Objective: Lines containing the word "content" are to be located and copied.

/---

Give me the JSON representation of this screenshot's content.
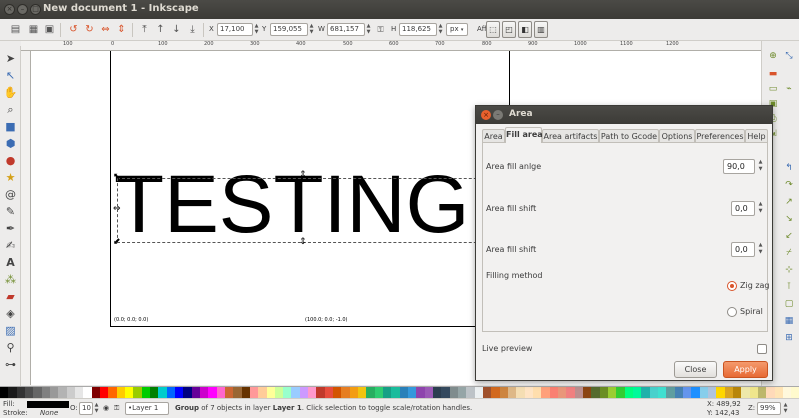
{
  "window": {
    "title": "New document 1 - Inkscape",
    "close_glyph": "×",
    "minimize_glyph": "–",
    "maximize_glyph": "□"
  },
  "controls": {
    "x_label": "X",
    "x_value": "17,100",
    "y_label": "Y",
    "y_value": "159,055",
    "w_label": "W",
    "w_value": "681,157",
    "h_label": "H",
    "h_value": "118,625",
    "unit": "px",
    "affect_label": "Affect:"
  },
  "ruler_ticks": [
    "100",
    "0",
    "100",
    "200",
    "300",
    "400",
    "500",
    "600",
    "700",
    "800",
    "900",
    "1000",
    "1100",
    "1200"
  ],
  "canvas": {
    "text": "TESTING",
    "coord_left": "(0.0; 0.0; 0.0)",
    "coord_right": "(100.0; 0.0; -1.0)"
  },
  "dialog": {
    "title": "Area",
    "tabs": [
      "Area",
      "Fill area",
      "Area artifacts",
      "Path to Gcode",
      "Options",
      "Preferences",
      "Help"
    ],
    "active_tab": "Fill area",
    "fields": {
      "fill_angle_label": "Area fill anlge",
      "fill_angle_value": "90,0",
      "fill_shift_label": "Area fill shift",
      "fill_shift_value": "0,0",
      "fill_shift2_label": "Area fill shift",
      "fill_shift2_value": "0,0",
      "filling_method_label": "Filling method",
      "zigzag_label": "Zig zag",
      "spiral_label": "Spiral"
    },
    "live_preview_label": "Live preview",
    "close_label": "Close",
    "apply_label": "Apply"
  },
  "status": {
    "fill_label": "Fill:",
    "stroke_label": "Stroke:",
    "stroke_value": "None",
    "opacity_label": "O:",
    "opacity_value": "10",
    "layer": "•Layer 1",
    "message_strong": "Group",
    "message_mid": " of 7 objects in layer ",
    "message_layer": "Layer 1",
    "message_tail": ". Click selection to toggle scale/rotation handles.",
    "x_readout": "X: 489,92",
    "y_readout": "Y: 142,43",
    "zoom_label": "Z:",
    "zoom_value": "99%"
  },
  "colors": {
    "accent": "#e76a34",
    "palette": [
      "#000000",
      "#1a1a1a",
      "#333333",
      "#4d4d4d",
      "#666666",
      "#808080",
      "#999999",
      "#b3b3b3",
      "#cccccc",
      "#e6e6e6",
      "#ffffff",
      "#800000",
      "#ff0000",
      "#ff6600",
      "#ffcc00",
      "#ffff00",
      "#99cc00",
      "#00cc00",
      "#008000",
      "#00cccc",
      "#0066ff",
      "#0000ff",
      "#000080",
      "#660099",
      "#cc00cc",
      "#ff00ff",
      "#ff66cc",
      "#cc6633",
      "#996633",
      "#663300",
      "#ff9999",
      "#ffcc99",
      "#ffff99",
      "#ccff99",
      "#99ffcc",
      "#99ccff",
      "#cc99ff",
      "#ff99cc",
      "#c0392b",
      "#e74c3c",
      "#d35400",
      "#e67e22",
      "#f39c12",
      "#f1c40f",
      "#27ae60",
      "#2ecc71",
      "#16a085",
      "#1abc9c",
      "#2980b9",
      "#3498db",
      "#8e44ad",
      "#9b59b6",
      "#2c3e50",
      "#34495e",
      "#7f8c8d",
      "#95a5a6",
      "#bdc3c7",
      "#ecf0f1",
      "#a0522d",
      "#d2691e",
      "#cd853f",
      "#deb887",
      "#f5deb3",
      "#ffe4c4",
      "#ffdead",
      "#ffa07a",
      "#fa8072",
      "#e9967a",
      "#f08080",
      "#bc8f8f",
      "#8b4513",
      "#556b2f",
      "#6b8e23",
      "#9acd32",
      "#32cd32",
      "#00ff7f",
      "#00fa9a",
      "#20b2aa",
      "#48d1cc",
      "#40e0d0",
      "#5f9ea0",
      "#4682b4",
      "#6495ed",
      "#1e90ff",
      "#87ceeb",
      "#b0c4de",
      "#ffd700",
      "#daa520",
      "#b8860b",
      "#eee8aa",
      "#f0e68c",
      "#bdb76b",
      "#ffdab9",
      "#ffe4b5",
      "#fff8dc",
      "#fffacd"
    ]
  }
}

\---
/---

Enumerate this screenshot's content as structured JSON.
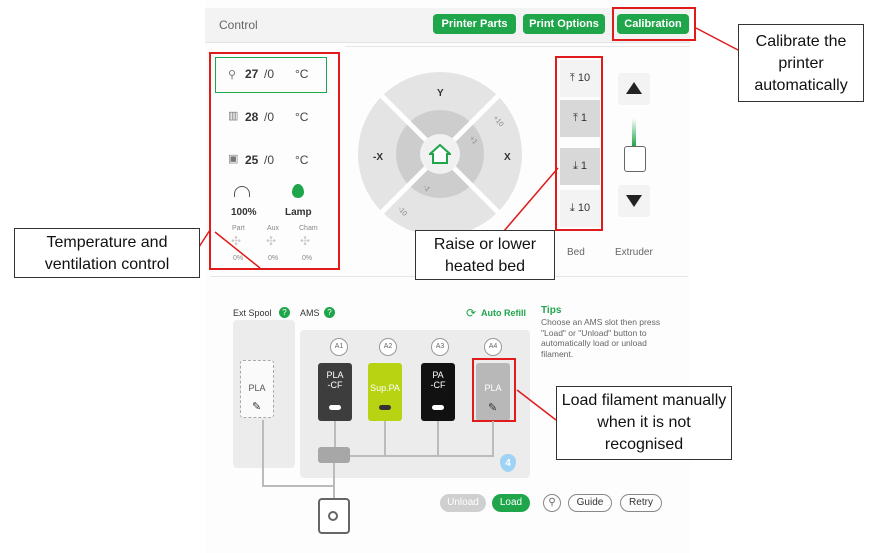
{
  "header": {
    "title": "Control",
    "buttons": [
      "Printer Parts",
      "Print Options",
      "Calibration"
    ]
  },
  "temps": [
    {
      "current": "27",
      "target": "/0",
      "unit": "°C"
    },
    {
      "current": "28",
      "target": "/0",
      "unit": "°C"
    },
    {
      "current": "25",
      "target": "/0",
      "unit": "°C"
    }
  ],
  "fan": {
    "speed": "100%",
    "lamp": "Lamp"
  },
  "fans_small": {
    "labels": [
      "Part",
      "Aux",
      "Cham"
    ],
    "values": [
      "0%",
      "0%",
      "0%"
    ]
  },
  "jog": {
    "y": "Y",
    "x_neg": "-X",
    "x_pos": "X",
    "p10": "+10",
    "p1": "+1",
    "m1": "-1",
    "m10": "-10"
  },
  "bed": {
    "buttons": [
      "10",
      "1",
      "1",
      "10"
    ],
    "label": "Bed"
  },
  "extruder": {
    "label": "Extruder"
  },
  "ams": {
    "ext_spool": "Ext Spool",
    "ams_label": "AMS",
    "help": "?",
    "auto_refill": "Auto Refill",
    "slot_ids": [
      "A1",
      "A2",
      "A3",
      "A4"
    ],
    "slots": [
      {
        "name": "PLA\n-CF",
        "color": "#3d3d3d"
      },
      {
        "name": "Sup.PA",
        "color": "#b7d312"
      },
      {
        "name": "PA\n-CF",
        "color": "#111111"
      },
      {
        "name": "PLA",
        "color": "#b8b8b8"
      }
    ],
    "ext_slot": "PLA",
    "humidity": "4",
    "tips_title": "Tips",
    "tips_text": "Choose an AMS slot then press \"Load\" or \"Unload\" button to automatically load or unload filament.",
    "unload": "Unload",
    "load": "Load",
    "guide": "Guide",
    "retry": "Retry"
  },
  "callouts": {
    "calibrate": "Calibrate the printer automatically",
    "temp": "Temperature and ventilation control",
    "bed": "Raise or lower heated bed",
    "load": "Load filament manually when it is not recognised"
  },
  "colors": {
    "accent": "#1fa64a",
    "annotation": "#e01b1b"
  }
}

\---

Exercise response:
Give me the JSON representation of this screenshot's content.
Enumerate this screenshot's content as structured JSON.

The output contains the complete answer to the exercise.